# Passage to read
There are thousands of targets in New York, and prominent ones, like the subway and the Lincoln Tunnel, have already been photographed ad nauseum. Anyone who visits the New York Public Library can find more than enough images to plot an attack.

A ban is also silly on its face; if taggers can secretly spray paint a tunnel couldn't terrorists likewise snap a few photos? What about cellphones equipped with cameras? What about that good old James Bond standard, the Minox spy camera, still available at any good photo store?

This is another typical anti-libertarian move by Nurse Bloomberg: really stupid.

Posted by: Fresh Air at June 11, 2004 09:08 AM

Isn't Bloomberg just trying to be the Politically Correct ... picknose control freak?

And succeeding.

Posted by: Tom Grey at June 11, 2004 09:34 AM

Joe Schmoe (very good name!)

I wont even bother with your rant against artists. I did find it hilarious that in the midst of it, you did take a moment to admit that you agreed the ban was silly.

As to the ice cream truck - either you are just making things up, or you are trying to cop some unwarrented cred.

"When I lived in Spanish Harlem, there was an ice cream truck on my corner (104th and Columbus). "

104 and Columbus is the Upper West side. Spanish harlem is above the park and to the east. Not even close. WHaddya think - you can say anything on the web and get away with it?

Posted by: Tano at June 11, 2004 09:48 AM

The point's been made and not refuted: Banning people from taking photographs of the subway system will mean that only people with camera phones and small digitals who believe it's worth the risk will be able to. In other words, the world will have fewer photographs to remember the A train by after the guy who shot it while pretending to be talking on his T-616 blew it up.

It's just stupid. Secure the ports, staff up the cops, coach people on spotting suspicious behavior and packages.

Posted by: Christopher Luebcke at June 11, 2004 09:49 AM

I actually do not agree with the ban. It seems overbroad and a little pointless.

The problem I have is with the way the "artists" went about challenging it. They didn't ask for a meeting with the MTA, the NYPD, or the mayor. They didn't politely send letters, or try to enter into a dialogue regaridng their concerns.

No, they went into full protest mode. "Bloomberg is a facist!" Civil disobedience! Censorship!

# Stated goal 1
In the listing, repeat the lines from the one containing "dateline: Hartford may" up to and including the one containing "inch-mark: 1 [579,126,582,132]".
The comments and the listing below them are unrelated material.

# Materials provided

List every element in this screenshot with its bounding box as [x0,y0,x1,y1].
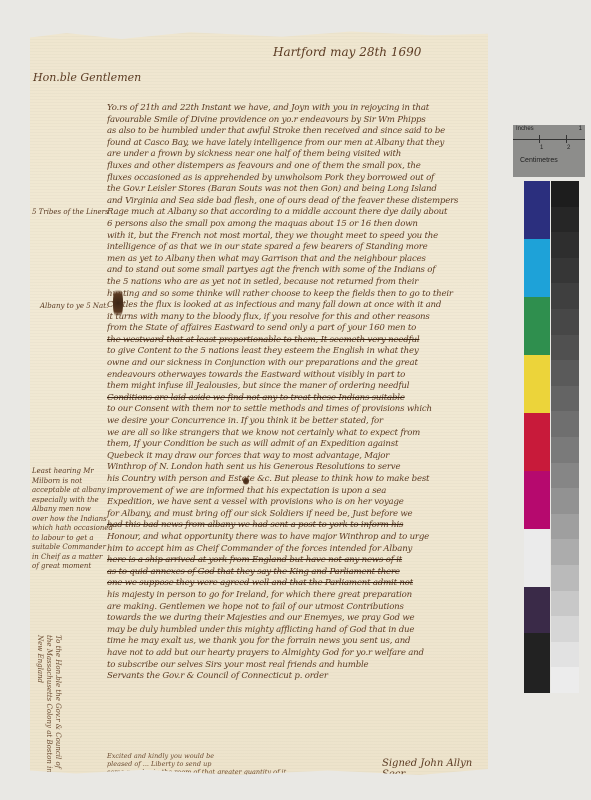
dateline: Hartford may 28th 1690 [273,45,421,59]
gray-step [551,232,579,258]
letter-line: endeavours otherwayes towards the Eastwa… [107,370,479,382]
letter-line: and Virginia and Sea side bad flesh, one… [107,196,479,208]
letter-line: had this bad news from albany we had sen… [107,520,479,532]
ruler-line [513,139,585,140]
letter-line: we are all so like strangers that we kno… [107,428,479,440]
letter-line: men as yet to Albany then what may Garri… [107,254,479,266]
postscript-line: Excited and kindly you would be [107,752,288,760]
color-patch-black [524,633,550,693]
ruler-tick [539,135,540,143]
letter-line: found at Casco Bay, we have lately intel… [107,138,479,150]
letter-line: Castles the flux is looked at as infecti… [107,300,479,312]
inch-mark: 1 [579,126,582,132]
signature: Signed John Allyn Secr. [382,758,488,780]
letter-line: 6 persons also the small pox among the m… [107,219,479,231]
letter-line: the 5 nations who are as yet not in setl… [107,277,479,289]
margin-note-albany: Albany to ye 5 Nat. [40,302,108,312]
letter-line: from the State of affaires Eastward to s… [107,323,479,335]
letter-line: owne and our sickness in Conjunction wit… [107,358,479,370]
color-patch-three-quarter-tone [524,587,550,633]
centimetres-label: Centimetres [520,157,558,164]
letter-line: Conditions are laid aside we find not an… [107,393,479,405]
gray-step [551,207,579,233]
letter-line: Yo.rs of 21th and 22th Instant we have, … [107,103,479,115]
letter-line: have not to add but our hearty prayers t… [107,648,479,660]
cm-mark-2: 2 [567,145,570,151]
color-patch-blue [524,181,550,239]
margin-note-tribes: 5 Tribes of the Liners [32,208,109,218]
gray-step [551,539,579,565]
letter-line: Servants the Gov.r & Council of Connecti… [107,671,479,683]
margin-note-line: to labour to get a [32,534,113,544]
postscript-line: pleased of ... Liberty to send up [107,760,288,768]
margin-note-line: Milborn is not [32,477,113,487]
letter-line: may be duly humbled under this mighty af… [107,625,479,637]
margin-note-line: over how the Indians [32,515,113,525]
letter-line: Honour, and what opportunity there was t… [107,532,479,544]
gray-step [551,514,579,540]
letter-line: towards the we during their Majesties an… [107,613,479,625]
gray-step [551,386,579,412]
postscript-line: some powder in the room of that greater … [107,768,288,776]
salutation: Hon.ble Gentlemen [33,71,141,84]
letter-line: Quebeck it may draw our forces that way … [107,451,479,463]
letter-line: to give Content to the 5 nations least t… [107,346,479,358]
gray-step [551,488,579,514]
gray-step [551,335,579,361]
letter-line: hunting and so some thinke will rather c… [107,289,479,301]
cm-mark-1: 1 [540,145,543,151]
letter-line: we desire your Concurrence in. If you th… [107,416,479,428]
gray-step [551,437,579,463]
letter-line: his Country with person and Estate &c. B… [107,474,479,486]
letter-line: are under a frown by sickness near one h… [107,149,479,161]
color-patch-strip [524,181,550,693]
letter-line: are making. Gentlemen we hope not to fai… [107,602,479,614]
letter-line: as also to be humbled under that awful S… [107,126,479,138]
ink-blot [113,287,123,319]
letter-line: fluxes occasioned as is apprehended by u… [107,173,479,185]
letter-line: it turns with many to the bloody flux, i… [107,312,479,324]
letter-line: one we suppose they were agreed well and… [107,578,479,590]
letter-line: time he may exalt us, we thank you for t… [107,636,479,648]
postscript-note: Excited and kindly you would bepleased o… [107,752,288,776]
endorsement-line: To the Hon.ble the Gov.r & Council of [53,635,62,775]
letter-line: to subscribe our selves Sirs your most r… [107,660,479,672]
letter-line: the Gov.r Leisler Stores (Baran Souts wa… [107,184,479,196]
letter-line: the westward that at least proportionabl… [107,335,479,347]
letter-body: Yo.rs of 21th and 22th Instant we have, … [107,103,479,683]
gray-step [551,309,579,335]
margin-note-line: Albany men now [32,505,113,515]
letter-line: them might infuse ill Jealousies, but si… [107,381,479,393]
gray-step [551,258,579,284]
letter-line: Winthrop of N. London hath sent us his G… [107,462,479,474]
color-patch-white [524,529,550,587]
gray-step [551,411,579,437]
gray-step [551,667,579,693]
gray-step [551,181,579,207]
gray-step [551,360,579,386]
gray-step [551,642,579,668]
margin-note-line: in Cheif as a matter [32,553,113,563]
letter-line: fluxes and other distempers as feavours … [107,161,479,173]
letter-line: intelligence of as that we in our state … [107,242,479,254]
measurement-scale: Inches 1 1 2 Centimetres [513,125,585,177]
gray-step [551,616,579,642]
manuscript-letter: Hartford may 28th 1690 Hon.ble Gentlemen… [30,30,488,775]
margin-note-line: especially with the [32,496,113,506]
endorsement-line: the Massachusetts Colony at Boston in [44,635,53,775]
letter-line: with it, but the French not most mortal,… [107,231,479,243]
letter-line: to our Consent with them nor to settle m… [107,404,479,416]
gray-step [551,565,579,591]
ruler-tick [566,135,567,143]
letter-line: Rage much at Albany so that according to… [107,207,479,219]
color-patch-magenta [524,471,550,529]
color-patch-red [524,413,550,471]
margin-note-line: of great moment [32,562,113,572]
gray-step [551,283,579,309]
margin-note-commander: Least hearing MrMilborn is notacceptable… [32,467,113,572]
color-patch-cyan [524,239,550,297]
endorsement-vertical: To the Hon.ble the Gov.r & Council ofthe… [35,635,62,775]
letter-line: improvement of we are informed that his … [107,486,479,498]
color-patch-yellow [524,355,550,413]
letter-line: favourable Smile of Divine providence on… [107,115,479,127]
letter-line: his majesty in person to go for Ireland,… [107,590,479,602]
letter-line: and to stand out some small partyes agt … [107,265,479,277]
gray-step [551,463,579,489]
letter-line: here is a ship arrived at york from Engl… [107,555,479,567]
margin-note-line: Least hearing Mr [32,467,113,477]
color-patch-green [524,297,550,355]
grayscale-strip [551,181,579,693]
gray-step [551,591,579,617]
letter-line: as to quid annexes of God that they say … [107,567,479,579]
letter-line: for Albany, and must bring off our sick … [107,509,479,521]
margin-note-line: suitable Commander [32,543,113,553]
letter-line: them, If your Condition be such as will … [107,439,479,451]
margin-note-line: acceptable at albany [32,486,113,496]
endorsement-line: New England [35,635,44,775]
inches-label: Inches [516,126,534,132]
margin-note-line: which hath occasioned [32,524,113,534]
ink-blot [243,477,249,485]
letter-line: him to accept him as Cheif Commander of … [107,544,479,556]
letter-line: Expedition, we have sent a vessel with p… [107,497,479,509]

# Stated goal 2
Transcribe the comments on the subway photo ban from "A ban is also" up to and including "Bloomberg: really stupid.".

# Written solution 1
dateline: Hartford may 28th 1690 [273,45,421,59]
gray-step [551,232,579,258]
letter-line: endeavours otherwayes towards the Eastwa… [107,370,479,382]
letter-line: and Virginia and Sea side bad flesh, one… [107,196,479,208]
letter-line: had this bad news from albany we had sen… [107,520,479,532]
ruler-line [513,139,585,140]
letter-line: we are all so like strangers that we kno… [107,428,479,440]
letter-line: men as yet to Albany then what may Garri… [107,254,479,266]
postscript-line: Excited and kindly you would be [107,752,288,760]
color-patch-black [524,633,550,693]
ruler-tick [539,135,540,143]
letter-line: found at Casco Bay, we have lately intel… [107,138,479,150]
letter-line: Castles the flux is looked at as infecti… [107,300,479,312]
inch-mark: 1 [579,126,582,132]

# Written solution 2
A ban is also silly on its face; if taggers can secretly spray paint a tunnel couldn't terrorists likewise snap a few photos? What about cellphones equipped with cameras? What about that good old James Bond standard, the Minox spy camera, still available at any good photo store?

This is another typical anti-libertarian move by Nurse Bloomberg: really stupid.